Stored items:
%%
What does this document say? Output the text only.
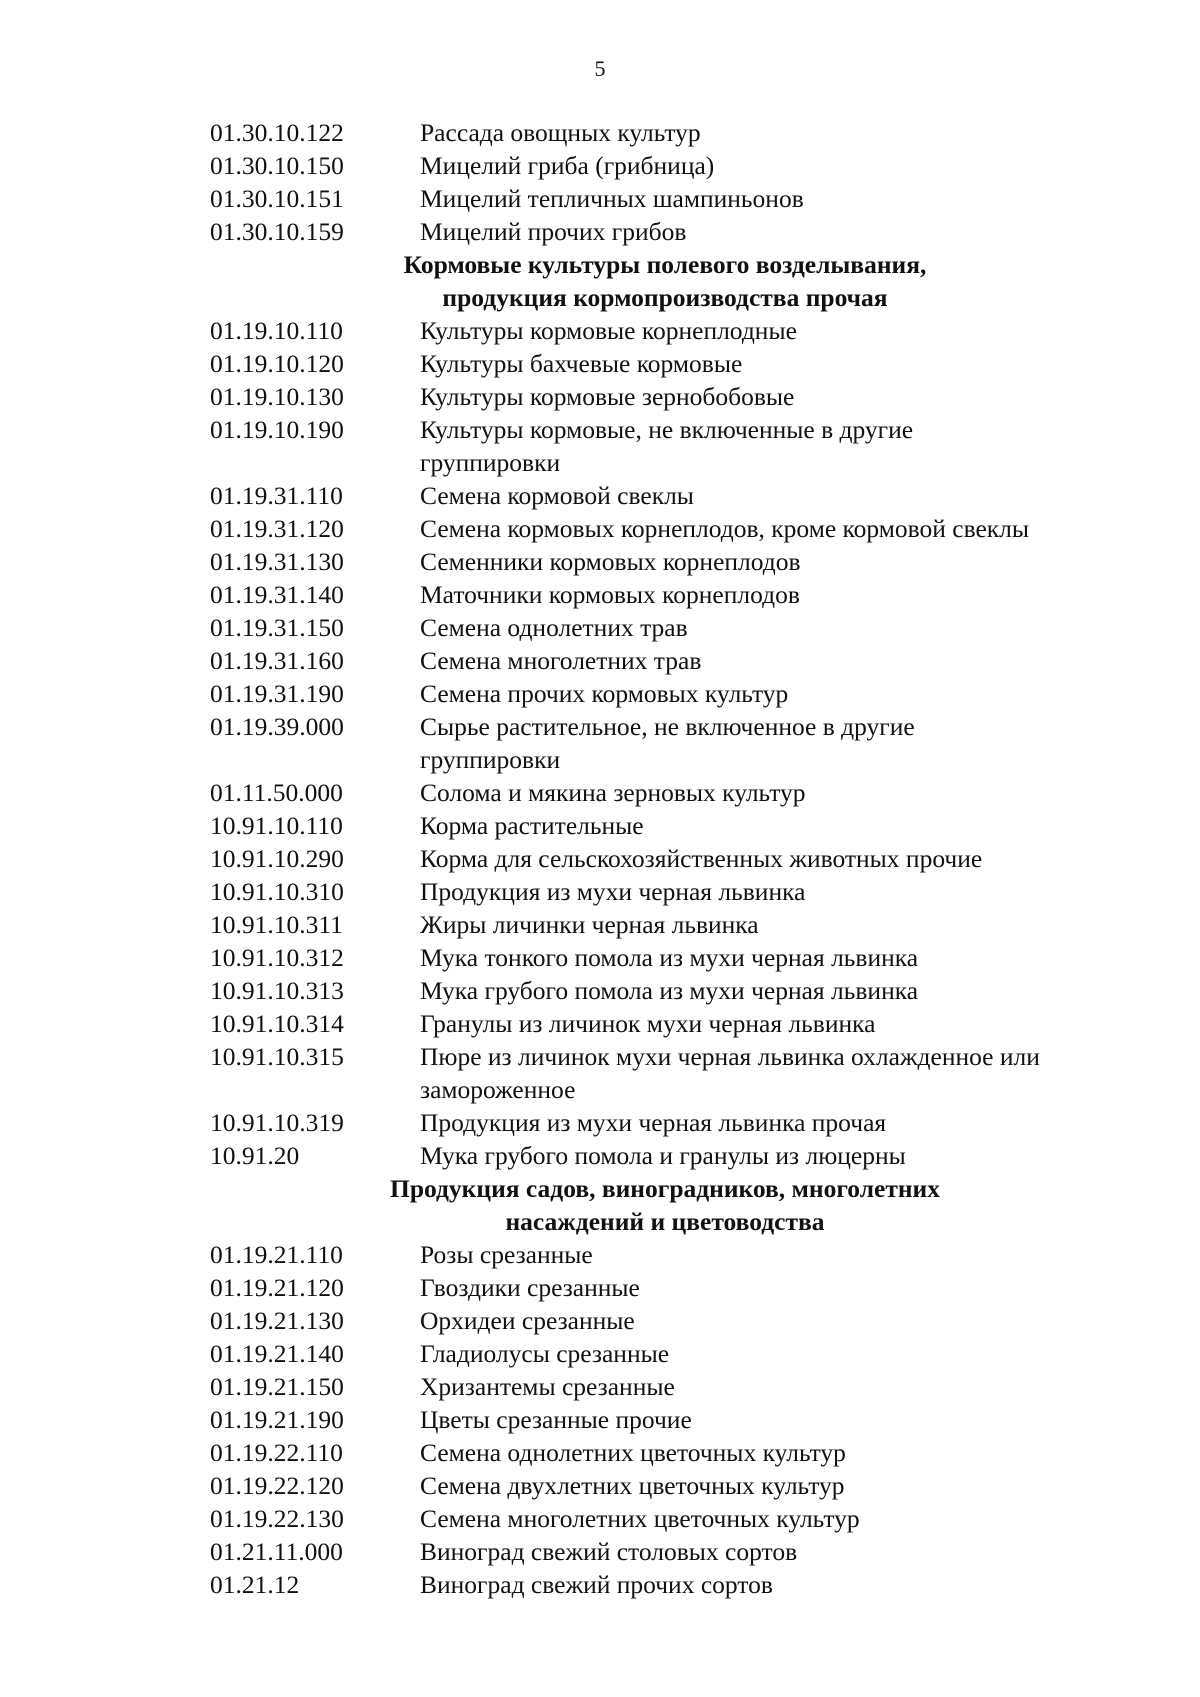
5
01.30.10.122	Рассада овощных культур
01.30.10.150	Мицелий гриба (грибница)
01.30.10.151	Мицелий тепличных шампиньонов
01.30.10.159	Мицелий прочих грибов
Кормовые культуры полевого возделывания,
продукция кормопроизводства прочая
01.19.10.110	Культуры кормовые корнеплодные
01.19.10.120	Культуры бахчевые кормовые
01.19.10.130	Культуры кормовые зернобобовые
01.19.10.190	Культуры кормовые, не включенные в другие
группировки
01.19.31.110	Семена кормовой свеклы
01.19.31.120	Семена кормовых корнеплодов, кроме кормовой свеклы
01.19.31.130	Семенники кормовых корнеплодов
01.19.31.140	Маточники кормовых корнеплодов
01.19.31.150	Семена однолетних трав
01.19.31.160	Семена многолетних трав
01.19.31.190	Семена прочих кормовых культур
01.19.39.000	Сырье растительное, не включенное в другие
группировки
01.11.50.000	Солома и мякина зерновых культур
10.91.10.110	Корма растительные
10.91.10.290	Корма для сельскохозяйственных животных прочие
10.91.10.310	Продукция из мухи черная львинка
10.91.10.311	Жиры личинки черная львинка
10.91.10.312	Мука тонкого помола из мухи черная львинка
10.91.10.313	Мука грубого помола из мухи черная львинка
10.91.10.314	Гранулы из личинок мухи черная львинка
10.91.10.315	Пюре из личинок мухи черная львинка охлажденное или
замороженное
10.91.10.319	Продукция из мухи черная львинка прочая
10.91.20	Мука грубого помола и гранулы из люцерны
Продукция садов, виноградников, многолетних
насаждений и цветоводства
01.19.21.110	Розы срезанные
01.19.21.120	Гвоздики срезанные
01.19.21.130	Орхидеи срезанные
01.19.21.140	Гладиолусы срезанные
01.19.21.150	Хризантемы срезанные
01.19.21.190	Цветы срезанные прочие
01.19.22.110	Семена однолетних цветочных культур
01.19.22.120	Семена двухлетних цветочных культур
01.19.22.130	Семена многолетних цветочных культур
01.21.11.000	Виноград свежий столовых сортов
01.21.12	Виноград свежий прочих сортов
%%
%%
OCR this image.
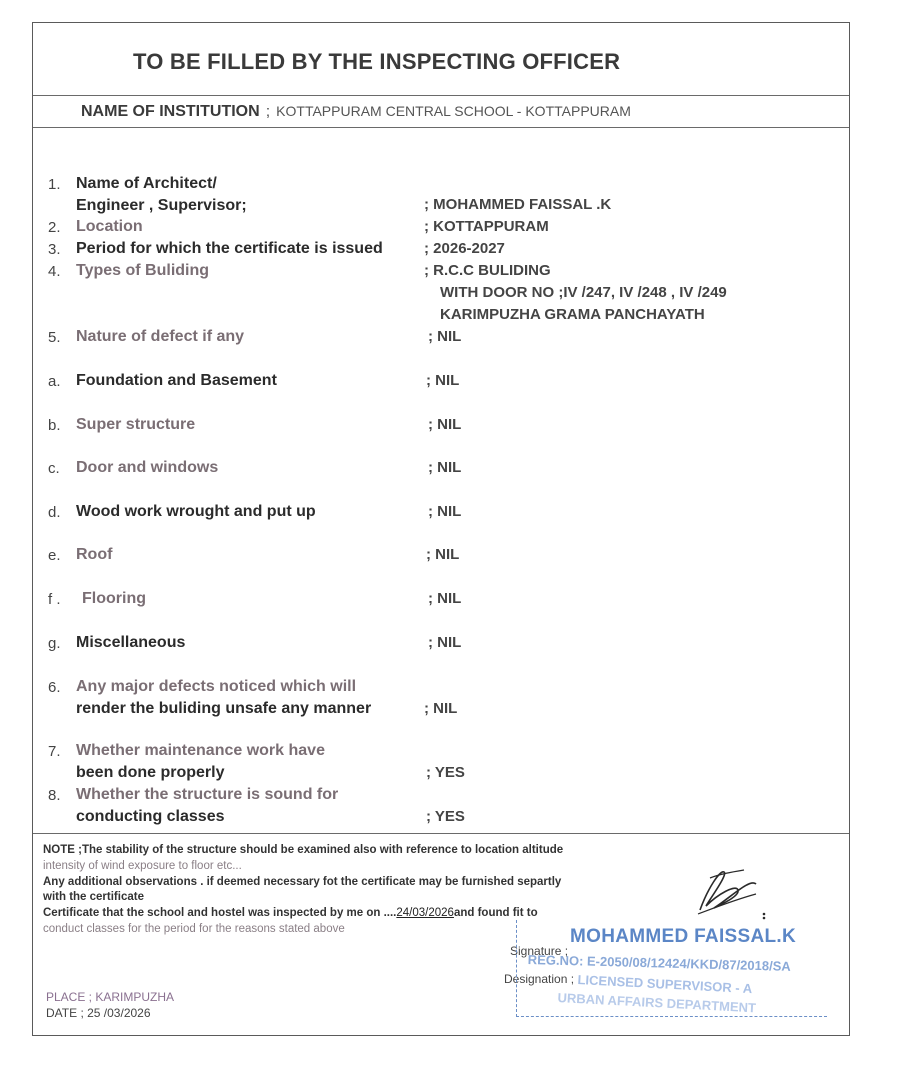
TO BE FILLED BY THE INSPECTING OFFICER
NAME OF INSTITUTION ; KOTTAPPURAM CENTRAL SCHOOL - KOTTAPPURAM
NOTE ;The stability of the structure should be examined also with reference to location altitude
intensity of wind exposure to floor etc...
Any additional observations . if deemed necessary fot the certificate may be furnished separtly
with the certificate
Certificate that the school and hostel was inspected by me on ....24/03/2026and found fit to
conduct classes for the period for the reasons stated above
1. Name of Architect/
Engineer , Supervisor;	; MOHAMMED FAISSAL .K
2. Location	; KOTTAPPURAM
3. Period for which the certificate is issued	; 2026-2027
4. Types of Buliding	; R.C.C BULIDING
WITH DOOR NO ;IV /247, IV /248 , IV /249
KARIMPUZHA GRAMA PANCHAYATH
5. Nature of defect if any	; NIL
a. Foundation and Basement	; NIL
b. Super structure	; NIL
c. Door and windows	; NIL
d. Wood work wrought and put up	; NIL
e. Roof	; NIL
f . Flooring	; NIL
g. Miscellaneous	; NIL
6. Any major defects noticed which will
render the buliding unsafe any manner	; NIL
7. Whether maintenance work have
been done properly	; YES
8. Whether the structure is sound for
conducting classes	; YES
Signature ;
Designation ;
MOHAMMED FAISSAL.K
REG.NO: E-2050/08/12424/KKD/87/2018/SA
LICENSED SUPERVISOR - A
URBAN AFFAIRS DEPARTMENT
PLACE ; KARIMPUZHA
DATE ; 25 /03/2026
%%
%%
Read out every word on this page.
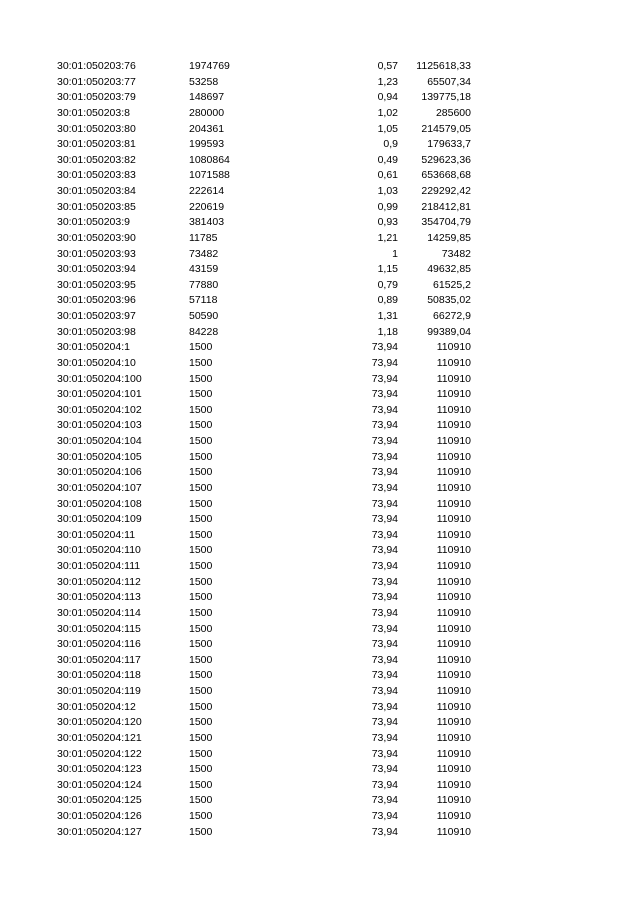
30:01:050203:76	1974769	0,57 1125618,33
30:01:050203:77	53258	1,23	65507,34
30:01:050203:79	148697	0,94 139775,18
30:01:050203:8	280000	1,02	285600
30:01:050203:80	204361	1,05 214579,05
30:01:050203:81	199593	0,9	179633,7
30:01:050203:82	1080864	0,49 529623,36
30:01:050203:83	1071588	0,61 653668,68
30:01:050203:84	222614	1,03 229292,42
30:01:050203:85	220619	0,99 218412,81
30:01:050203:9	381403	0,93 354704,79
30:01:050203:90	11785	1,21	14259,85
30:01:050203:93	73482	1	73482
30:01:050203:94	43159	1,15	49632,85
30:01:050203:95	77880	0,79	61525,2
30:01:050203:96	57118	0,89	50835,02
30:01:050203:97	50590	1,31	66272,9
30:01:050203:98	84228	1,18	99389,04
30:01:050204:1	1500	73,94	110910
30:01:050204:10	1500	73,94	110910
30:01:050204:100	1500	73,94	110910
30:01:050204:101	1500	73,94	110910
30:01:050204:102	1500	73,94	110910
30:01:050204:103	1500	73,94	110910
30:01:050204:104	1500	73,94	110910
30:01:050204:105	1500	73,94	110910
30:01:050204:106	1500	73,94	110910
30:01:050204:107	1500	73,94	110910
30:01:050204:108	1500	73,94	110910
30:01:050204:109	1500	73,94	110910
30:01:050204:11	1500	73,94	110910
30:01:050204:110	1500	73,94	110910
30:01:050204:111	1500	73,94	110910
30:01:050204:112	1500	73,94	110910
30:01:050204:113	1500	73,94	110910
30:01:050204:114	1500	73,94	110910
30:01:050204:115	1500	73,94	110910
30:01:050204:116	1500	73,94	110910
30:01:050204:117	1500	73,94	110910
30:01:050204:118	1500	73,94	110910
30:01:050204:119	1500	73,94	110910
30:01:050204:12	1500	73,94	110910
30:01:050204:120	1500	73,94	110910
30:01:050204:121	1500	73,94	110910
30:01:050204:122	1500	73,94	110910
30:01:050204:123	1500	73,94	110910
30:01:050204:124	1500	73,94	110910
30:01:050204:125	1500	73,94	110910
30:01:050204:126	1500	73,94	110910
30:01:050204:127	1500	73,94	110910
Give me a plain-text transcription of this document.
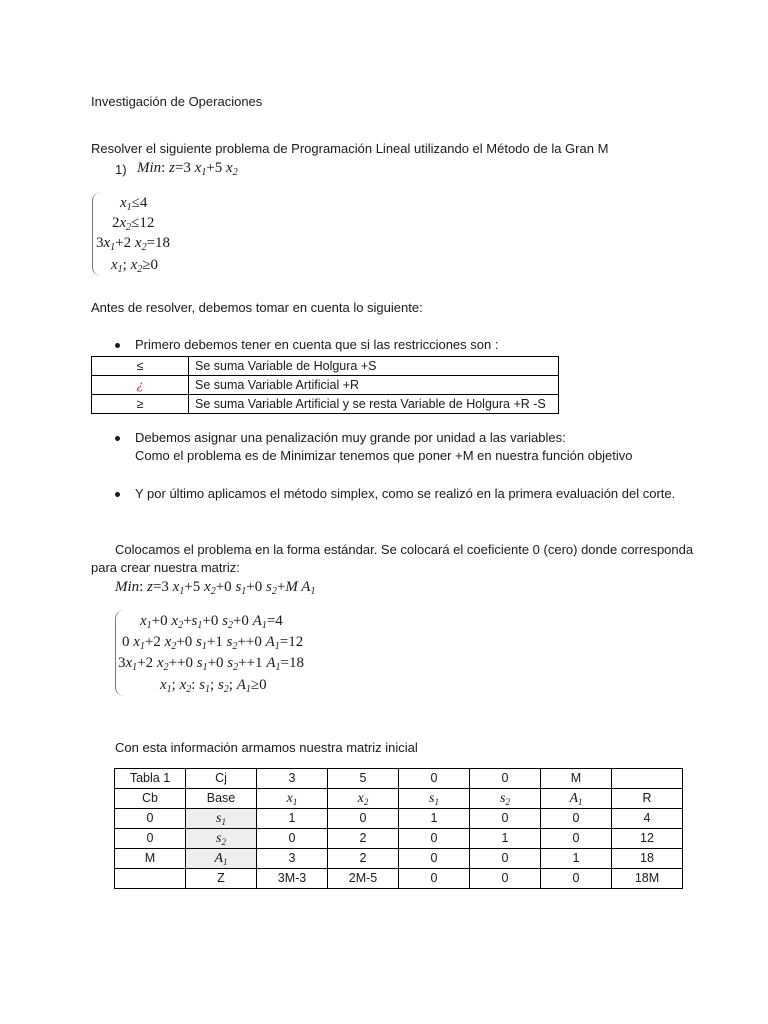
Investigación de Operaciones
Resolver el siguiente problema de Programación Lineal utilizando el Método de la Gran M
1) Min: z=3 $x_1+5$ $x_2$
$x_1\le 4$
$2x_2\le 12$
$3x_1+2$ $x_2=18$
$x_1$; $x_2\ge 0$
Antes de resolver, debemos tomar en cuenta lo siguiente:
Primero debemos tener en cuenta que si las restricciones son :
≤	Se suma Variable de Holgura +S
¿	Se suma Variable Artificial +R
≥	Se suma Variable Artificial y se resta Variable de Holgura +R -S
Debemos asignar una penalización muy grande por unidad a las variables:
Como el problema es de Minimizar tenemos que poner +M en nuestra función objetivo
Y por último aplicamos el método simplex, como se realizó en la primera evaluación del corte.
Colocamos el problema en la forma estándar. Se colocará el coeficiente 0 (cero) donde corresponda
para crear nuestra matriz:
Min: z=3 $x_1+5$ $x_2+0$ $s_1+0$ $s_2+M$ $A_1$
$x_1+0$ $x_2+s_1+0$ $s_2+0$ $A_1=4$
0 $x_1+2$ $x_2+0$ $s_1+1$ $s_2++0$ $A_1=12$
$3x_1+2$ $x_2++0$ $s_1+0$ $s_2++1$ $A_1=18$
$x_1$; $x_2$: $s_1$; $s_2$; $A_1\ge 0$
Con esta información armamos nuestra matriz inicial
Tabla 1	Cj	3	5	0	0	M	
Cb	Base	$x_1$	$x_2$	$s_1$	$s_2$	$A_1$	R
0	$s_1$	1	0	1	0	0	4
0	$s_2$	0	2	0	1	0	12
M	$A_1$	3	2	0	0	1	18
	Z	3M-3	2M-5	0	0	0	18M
%%
▶ [DO THIS]: Copy, from the material above, each line in which the string "Artificial" occurs.

▶ [SOLUTION TO THE EXERCISE]:
¿	Se suma Variable Artificial +R
≥	Se suma Variable Artificial y se resta Variable de Holgura +R -S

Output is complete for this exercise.